__Task objective__
The job is to find each line of the records below that includes the word "kommunens" and copy it.

● ● ● ● ● ● ●

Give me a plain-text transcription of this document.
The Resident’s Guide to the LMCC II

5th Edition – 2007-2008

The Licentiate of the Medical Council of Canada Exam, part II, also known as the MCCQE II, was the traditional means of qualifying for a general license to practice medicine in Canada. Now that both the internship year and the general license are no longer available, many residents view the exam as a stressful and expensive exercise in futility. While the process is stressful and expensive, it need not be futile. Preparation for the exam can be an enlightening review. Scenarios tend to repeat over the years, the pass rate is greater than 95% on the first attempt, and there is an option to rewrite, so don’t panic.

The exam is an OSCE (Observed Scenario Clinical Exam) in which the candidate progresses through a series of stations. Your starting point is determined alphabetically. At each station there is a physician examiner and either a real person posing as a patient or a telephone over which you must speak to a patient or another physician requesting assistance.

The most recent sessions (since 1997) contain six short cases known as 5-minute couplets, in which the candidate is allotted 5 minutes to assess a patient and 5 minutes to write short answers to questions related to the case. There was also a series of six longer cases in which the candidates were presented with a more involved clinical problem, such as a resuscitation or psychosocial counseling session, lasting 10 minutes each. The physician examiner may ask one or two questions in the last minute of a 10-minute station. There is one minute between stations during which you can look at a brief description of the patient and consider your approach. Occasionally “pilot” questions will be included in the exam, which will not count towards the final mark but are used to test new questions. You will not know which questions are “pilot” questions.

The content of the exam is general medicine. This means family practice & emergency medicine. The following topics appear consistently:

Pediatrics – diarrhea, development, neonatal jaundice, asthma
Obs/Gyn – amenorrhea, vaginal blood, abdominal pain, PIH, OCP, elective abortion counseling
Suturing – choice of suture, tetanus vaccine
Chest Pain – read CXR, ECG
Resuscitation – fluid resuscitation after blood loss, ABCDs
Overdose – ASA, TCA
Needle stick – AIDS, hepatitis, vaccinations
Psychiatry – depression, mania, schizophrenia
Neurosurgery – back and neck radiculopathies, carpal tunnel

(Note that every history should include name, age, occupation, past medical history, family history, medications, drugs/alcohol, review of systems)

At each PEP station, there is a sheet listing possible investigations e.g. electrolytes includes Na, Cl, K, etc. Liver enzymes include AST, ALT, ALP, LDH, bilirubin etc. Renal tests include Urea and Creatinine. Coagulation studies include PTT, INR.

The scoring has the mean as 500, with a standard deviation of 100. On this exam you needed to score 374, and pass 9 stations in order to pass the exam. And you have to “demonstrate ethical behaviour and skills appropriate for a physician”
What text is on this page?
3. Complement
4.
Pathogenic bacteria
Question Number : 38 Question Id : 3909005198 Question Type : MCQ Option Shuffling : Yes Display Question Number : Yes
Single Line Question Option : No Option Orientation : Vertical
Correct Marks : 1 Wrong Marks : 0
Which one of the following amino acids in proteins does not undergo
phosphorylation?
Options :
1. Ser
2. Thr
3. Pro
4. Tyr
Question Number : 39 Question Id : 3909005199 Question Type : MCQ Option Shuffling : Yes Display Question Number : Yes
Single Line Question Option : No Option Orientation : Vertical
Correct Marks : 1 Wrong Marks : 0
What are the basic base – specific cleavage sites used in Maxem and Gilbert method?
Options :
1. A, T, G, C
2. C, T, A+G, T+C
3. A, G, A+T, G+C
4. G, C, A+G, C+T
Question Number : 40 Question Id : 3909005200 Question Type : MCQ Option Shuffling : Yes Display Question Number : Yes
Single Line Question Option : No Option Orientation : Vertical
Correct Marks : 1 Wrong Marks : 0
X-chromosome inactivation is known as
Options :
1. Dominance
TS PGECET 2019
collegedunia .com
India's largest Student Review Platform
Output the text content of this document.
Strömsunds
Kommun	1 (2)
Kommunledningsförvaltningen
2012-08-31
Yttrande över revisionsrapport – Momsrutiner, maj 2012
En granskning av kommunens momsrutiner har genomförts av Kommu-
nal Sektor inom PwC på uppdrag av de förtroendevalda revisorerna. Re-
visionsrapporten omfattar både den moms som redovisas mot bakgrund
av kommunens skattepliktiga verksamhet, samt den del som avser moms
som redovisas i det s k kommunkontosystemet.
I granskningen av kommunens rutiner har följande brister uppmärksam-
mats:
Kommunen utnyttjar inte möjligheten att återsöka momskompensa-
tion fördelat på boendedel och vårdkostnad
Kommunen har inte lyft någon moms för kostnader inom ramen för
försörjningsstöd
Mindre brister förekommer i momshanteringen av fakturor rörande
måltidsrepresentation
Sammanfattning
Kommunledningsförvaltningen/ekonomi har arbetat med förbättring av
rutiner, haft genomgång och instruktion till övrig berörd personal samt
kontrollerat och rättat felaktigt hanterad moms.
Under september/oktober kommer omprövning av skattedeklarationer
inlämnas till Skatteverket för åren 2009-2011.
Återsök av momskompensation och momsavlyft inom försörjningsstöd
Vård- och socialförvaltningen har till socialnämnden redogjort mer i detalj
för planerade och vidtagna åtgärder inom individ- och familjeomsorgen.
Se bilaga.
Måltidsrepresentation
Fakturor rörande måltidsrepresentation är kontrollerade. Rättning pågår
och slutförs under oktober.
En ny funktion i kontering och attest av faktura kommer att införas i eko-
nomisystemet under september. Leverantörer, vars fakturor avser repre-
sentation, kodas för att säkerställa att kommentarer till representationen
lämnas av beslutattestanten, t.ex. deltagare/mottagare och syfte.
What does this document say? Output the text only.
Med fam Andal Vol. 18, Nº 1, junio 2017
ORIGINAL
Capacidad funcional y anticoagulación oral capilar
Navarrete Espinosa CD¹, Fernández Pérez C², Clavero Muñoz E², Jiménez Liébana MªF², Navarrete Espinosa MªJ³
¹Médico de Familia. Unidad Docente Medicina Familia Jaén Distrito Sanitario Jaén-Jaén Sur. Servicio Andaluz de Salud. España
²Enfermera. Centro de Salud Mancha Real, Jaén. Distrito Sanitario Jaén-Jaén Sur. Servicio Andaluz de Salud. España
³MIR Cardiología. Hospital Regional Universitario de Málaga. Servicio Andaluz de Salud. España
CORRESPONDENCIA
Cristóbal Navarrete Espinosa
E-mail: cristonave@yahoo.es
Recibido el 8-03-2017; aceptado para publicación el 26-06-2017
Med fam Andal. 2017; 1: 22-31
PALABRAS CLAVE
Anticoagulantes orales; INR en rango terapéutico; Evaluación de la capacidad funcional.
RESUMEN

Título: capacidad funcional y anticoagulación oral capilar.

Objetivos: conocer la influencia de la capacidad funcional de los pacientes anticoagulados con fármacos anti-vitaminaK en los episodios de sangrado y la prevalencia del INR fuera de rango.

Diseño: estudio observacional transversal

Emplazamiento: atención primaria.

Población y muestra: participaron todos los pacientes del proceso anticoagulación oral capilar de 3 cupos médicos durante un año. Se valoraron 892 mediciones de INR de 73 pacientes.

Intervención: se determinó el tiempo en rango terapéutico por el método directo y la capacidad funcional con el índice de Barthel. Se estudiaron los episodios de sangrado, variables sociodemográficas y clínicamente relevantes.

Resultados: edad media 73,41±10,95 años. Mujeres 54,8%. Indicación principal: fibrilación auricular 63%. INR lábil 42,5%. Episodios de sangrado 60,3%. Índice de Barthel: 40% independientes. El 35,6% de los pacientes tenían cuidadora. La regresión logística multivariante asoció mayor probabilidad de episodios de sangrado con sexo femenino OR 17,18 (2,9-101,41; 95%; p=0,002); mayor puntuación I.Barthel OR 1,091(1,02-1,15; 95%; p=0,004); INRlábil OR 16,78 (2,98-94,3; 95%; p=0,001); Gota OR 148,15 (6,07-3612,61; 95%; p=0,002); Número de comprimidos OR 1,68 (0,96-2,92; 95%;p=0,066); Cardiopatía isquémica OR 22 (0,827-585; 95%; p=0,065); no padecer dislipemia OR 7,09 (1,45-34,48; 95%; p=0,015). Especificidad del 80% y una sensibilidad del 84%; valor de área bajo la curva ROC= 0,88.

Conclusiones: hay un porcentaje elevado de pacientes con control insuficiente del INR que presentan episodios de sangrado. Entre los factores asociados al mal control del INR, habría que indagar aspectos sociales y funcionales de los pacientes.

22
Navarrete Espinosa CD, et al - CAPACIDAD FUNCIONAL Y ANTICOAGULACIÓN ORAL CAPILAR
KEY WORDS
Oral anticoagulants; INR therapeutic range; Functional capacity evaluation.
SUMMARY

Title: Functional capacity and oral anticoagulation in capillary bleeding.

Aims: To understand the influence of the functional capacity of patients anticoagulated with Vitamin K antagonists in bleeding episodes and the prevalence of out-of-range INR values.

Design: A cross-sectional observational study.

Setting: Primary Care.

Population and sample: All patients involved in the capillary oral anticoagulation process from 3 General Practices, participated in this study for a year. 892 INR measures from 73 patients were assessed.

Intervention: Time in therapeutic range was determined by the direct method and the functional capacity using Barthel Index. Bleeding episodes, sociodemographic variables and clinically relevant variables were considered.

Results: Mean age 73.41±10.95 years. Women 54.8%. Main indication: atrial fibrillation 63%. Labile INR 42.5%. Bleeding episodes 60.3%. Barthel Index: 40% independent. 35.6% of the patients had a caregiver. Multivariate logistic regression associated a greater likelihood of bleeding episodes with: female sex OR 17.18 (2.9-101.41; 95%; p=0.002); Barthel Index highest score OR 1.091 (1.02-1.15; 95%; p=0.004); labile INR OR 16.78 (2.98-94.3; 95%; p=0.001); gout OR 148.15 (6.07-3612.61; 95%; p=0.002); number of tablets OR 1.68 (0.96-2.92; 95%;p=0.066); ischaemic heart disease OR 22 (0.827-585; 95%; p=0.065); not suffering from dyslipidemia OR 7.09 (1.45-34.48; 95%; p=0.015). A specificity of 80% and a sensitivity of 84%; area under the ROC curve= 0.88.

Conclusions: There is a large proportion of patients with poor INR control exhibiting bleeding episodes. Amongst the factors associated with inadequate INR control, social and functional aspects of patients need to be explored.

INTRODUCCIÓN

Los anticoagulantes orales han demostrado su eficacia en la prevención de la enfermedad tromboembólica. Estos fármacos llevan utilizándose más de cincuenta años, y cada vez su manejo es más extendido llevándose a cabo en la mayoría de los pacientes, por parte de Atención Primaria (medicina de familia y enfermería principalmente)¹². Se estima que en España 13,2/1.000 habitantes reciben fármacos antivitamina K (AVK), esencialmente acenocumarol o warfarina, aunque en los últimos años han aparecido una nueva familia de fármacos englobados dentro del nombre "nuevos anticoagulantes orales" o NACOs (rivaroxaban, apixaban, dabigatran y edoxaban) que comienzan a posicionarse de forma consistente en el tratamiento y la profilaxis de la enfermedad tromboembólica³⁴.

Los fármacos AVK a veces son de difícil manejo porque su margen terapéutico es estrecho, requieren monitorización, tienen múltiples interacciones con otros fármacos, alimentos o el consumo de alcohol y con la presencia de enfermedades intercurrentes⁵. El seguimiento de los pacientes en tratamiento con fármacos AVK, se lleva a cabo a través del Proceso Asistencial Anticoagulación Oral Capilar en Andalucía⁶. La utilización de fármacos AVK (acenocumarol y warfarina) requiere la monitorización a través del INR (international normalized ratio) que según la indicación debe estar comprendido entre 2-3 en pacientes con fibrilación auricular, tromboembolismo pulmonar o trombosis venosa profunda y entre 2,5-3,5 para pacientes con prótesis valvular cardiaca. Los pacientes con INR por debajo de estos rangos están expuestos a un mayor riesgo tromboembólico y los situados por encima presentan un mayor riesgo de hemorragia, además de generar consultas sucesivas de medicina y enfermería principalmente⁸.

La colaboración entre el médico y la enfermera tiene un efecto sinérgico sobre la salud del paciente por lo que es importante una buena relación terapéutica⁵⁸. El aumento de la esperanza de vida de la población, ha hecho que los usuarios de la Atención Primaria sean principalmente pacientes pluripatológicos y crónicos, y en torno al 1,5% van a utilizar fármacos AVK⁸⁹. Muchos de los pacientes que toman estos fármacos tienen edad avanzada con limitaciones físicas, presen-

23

● ● ● ● ● ● ●

__Your response__
En granskning av kommunens momsrutiner har genomförts av Kommu-
av kommunens skattepliktiga verksamhet, samt den del som avser moms
I granskningen av kommunens rutiner har följande brister uppmärksam-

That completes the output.